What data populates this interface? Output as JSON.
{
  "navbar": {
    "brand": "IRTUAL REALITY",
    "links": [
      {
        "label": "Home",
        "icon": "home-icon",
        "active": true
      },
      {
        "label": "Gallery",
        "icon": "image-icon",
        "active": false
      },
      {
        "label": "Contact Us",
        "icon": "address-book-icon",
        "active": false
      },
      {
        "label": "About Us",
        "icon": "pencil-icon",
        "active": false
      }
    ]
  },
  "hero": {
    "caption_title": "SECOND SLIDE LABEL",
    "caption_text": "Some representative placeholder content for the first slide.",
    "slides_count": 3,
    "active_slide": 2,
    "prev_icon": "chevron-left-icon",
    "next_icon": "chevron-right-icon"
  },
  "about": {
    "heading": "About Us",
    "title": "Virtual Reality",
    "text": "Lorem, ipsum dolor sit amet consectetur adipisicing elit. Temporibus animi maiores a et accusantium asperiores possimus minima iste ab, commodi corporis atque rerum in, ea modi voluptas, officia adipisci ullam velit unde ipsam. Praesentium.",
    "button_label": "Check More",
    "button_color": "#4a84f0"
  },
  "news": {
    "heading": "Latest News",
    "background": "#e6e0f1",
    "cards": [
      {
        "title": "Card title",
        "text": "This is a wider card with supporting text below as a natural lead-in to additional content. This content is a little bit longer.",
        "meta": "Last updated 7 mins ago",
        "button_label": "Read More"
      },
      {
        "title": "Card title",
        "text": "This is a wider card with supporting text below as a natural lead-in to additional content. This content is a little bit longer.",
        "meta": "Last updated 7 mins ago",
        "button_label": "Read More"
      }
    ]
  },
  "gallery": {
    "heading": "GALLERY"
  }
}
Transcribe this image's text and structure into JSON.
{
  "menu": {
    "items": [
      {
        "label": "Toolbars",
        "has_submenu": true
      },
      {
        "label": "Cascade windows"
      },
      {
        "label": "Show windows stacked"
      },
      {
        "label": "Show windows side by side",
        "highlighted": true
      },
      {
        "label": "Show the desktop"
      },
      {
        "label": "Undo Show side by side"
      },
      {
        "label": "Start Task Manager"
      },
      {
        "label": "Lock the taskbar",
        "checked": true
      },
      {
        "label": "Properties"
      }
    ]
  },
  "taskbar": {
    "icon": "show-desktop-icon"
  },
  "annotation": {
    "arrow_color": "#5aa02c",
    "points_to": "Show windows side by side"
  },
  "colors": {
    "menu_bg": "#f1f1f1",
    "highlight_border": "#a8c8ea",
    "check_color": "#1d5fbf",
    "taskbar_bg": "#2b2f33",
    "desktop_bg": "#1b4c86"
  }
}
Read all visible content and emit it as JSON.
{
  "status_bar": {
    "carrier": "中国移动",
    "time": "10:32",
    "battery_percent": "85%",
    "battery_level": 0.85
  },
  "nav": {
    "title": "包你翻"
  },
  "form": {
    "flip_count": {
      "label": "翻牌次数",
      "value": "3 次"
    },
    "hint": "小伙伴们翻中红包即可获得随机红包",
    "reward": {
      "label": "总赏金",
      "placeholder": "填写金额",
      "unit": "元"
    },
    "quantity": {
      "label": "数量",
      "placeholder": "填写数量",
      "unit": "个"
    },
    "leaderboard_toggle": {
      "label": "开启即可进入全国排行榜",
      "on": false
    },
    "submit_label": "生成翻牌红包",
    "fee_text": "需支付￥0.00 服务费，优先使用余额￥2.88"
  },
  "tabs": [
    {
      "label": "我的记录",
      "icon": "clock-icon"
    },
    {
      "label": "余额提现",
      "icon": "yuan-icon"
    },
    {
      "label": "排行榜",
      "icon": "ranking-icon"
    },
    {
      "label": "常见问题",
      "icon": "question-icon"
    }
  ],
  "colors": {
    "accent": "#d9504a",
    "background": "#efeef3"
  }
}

Request:
Give only the number of lines in the entries above that contain the string "background".

Solution to this problem:
2